** start INFORMATION GIVEN **
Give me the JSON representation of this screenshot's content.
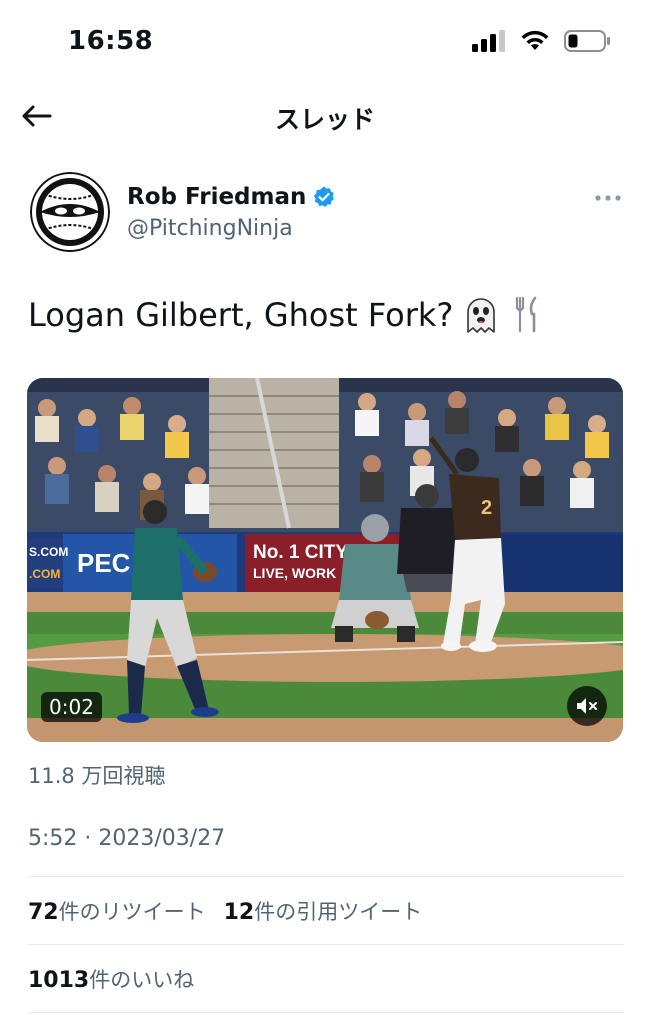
{
  "status_bar": {
    "time": "16:58"
  },
  "nav": {
    "title": "スレッド"
  },
  "author": {
    "name": "Rob Friedman",
    "handle": "@PitchingNinja",
    "verified": true
  },
  "tweet": {
    "text": "Logan Gilbert, Ghost Fork?",
    "emojis": [
      "ghost-emoji",
      "fork-and-knife-emoji"
    ]
  },
  "media": {
    "duration": "0:02",
    "banner_left": "PEC",
    "banner_center": "No. 1 CITY",
    "banner_center_sub": "LIVE, WORK",
    "banner_small_1": "S.COM",
    "banner_small_2": ".COM",
    "jersey_number": "2",
    "field_color": "#4a8a3a",
    "dirt_color": "#c79a72"
  },
  "meta": {
    "views": "11.8 万回視聴",
    "timestamp": "5:52 · 2023/03/27"
  },
  "stats": {
    "retweets_count": "72",
    "retweets_label": "件のリツイート",
    "quotes_count": "12",
    "quotes_label": "件の引用ツイート",
    "likes_count": "1013",
    "likes_label": "件のいいね"
  },
  "colors": {
    "verified": "#1d9bf0",
    "secondary_text": "#536471",
    "divider": "#e6e9ec"
  }
}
** end INFORMATION GIVEN **
Print out the lines exactly, skipping any picture.

Give me the JSON representation of this screenshot's content.
{
  "status_bar": {
    "time": "16:58"
  },
  "nav": {
    "title": "スレッド"
  },
  "author": {
    "name": "Rob Friedman",
    "handle": "@PitchingNinja",
    "verified": true
  },
  "tweet": {
    "text": "Logan Gilbert, Ghost Fork?",
    "emojis": [
      "ghost-emoji",
      "fork-and-knife-emoji"
    ]
  },
  "media": {
    "duration": "0:02",
    "banner_left": "PEC",
    "banner_center": "No. 1 CITY",
    "banner_center_sub": "LIVE, WORK",
    "banner_small_1": "S.COM",
    "banner_small_2": ".COM",
    "jersey_number": "2",
    "field_color": "#4a8a3a",
    "dirt_color": "#c79a72"
  },
  "meta": {
    "views": "11.8 万回視聴",
    "timestamp": "5:52 · 2023/03/27"
  },
  "stats": {
    "retweets_count": "72",
    "retweets_label": "件のリツイート",
    "quotes_count": "12",
    "quotes_label": "件の引用ツイート",
    "likes_count": "1013",
    "likes_label": "件のいいね"
  },
  "colors": {
    "verified": "#1d9bf0",
    "secondary_text": "#536471",
    "divider": "#e6e9ec"
  }
}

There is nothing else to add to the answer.